__Objective__. Every record that follows should be printed verbatim.

__Given data__.
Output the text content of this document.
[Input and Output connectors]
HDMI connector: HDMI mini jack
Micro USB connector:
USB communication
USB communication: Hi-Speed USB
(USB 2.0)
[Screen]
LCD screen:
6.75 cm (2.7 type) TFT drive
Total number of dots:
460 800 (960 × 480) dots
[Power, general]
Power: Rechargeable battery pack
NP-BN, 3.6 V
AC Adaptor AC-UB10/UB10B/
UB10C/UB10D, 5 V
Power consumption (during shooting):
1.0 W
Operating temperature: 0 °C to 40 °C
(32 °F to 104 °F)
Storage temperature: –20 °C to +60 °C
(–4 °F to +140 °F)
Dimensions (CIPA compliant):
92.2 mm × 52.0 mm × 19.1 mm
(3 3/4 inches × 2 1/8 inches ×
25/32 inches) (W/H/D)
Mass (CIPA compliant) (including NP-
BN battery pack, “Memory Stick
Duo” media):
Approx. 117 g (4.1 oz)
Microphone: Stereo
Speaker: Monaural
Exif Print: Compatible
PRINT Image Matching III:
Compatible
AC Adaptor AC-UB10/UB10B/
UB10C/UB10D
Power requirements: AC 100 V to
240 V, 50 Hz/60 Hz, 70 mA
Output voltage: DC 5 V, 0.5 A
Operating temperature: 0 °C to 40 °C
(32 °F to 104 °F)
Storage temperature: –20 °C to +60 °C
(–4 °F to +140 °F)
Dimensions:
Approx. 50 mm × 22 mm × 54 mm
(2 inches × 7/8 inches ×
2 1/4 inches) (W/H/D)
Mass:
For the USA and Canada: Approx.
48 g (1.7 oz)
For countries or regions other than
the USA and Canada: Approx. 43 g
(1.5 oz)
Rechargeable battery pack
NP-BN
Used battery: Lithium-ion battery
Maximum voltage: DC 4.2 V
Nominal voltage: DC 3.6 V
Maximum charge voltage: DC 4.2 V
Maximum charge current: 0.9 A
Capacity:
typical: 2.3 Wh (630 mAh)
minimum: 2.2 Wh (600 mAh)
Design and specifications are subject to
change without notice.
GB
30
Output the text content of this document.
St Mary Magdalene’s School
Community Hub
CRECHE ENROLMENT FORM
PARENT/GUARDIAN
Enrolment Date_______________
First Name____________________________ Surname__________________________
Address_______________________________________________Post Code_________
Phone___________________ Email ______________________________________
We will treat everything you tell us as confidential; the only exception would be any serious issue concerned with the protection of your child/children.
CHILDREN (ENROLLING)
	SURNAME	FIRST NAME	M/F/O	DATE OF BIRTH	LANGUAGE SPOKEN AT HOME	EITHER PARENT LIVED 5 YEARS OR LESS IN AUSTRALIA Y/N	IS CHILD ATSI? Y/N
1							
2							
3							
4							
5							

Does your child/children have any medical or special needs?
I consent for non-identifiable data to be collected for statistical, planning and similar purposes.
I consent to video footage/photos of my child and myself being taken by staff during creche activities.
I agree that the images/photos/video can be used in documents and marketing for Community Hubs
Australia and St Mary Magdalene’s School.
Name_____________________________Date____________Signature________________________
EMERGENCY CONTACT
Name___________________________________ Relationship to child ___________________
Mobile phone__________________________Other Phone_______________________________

__Solution__.
Output the text content of this document.
[Input and Output connectors]
HDMI connector: HDMI mini jack
Micro USB connector:
USB communication
USB communication: Hi-Speed USB
(USB 2.0)
[Screen]
LCD screen:
6.75 cm (2.7 type) TFT drive
Total number of dots:
460 800 (960 × 480) dots
[Power, general]
Power: Rechargeable battery pack
NP-BN, 3.6 V
AC Adaptor AC-UB10/UB10B/
UB10C/UB10D, 5 V
Power consumption (during shooting):
1.0 W
Operating temperature: 0 °C to 40 °C
(32 °F to 104 °F)
Storage temperature: –20 °C to +60 °C
(–4 °F to +140 °F)
Dimensions (CIPA compliant):
92.2 mm × 52.0 mm × 19.1 mm
(3 3/4 inches × 2 1/8 inches ×
25/32 inches) (W/H/D)
Mass (CIPA compliant) (including NP-
BN battery pack, “Memory Stick
Duo” media):
Approx. 117 g (4.1 oz)
Microphone: Stereo
Speaker: Monaural
Exif Print: Compatible
PRINT Image Matching III:
Compatible
AC Adaptor AC-UB10/UB10B/
UB10C/UB10D
Power requirements: AC 100 V to
240 V, 50 Hz/60 Hz, 70 mA
Output voltage: DC 5 V, 0.5 A
Operating temperature: 0 °C to 40 °C
(32 °F to 104 °F)
Storage temperature: –20 °C to +60 °C
(–4 °F to +140 °F)
Dimensions:
Approx. 50 mm × 22 mm × 54 mm
(2 inches × 7/8 inches ×
2 1/4 inches) (W/H/D)
Mass:
For the USA and Canada: Approx.
48 g (1.7 oz)
For countries or regions other than
the USA and Canada: Approx. 43 g
(1.5 oz)
Rechargeable battery pack
NP-BN
Used battery: Lithium-ion battery
Maximum voltage: DC 4.2 V
Nominal voltage: DC 3.6 V
Maximum charge voltage: DC 4.2 V
Maximum charge current: 0.9 A
Capacity:
typical: 2.3 Wh (630 mAh)
minimum: 2.2 Wh (600 mAh)
Design and specifications are subject to
change without notice.
GB
30
Output the text content of this document.
St Mary Magdalene’s School
Community Hub
CRECHE ENROLMENT FORM
PARENT/GUARDIAN
Enrolment Date_______________
First Name____________________________ Surname__________________________
Address_______________________________________________Post Code_________
Phone___________________ Email ______________________________________
We will treat everything you tell us as confidential; the only exception would be any serious issue concerned with the protection of your child/children.
CHILDREN (ENROLLING)
	SURNAME	FIRST NAME	M/F/O	DATE OF BIRTH	LANGUAGE SPOKEN AT HOME	EITHER PARENT LIVED 5 YEARS OR LESS IN AUSTRALIA Y/N	IS CHILD ATSI? Y/N
1							
2							
3							
4							
5							

Does your child/children have any medical or special needs?
I consent for non-identifiable data to be collected for statistical, planning and similar purposes.
I consent to video footage/photos of my child and myself being taken by staff during creche activities.
I agree that the images/photos/video can be used in documents and marketing for Community Hubs
Australia and St Mary Magdalene’s School.
Name_____________________________Date____________Signature________________________
EMERGENCY CONTACT
Name___________________________________ Relationship to child ___________________
Mobile phone__________________________Other Phone_______________________________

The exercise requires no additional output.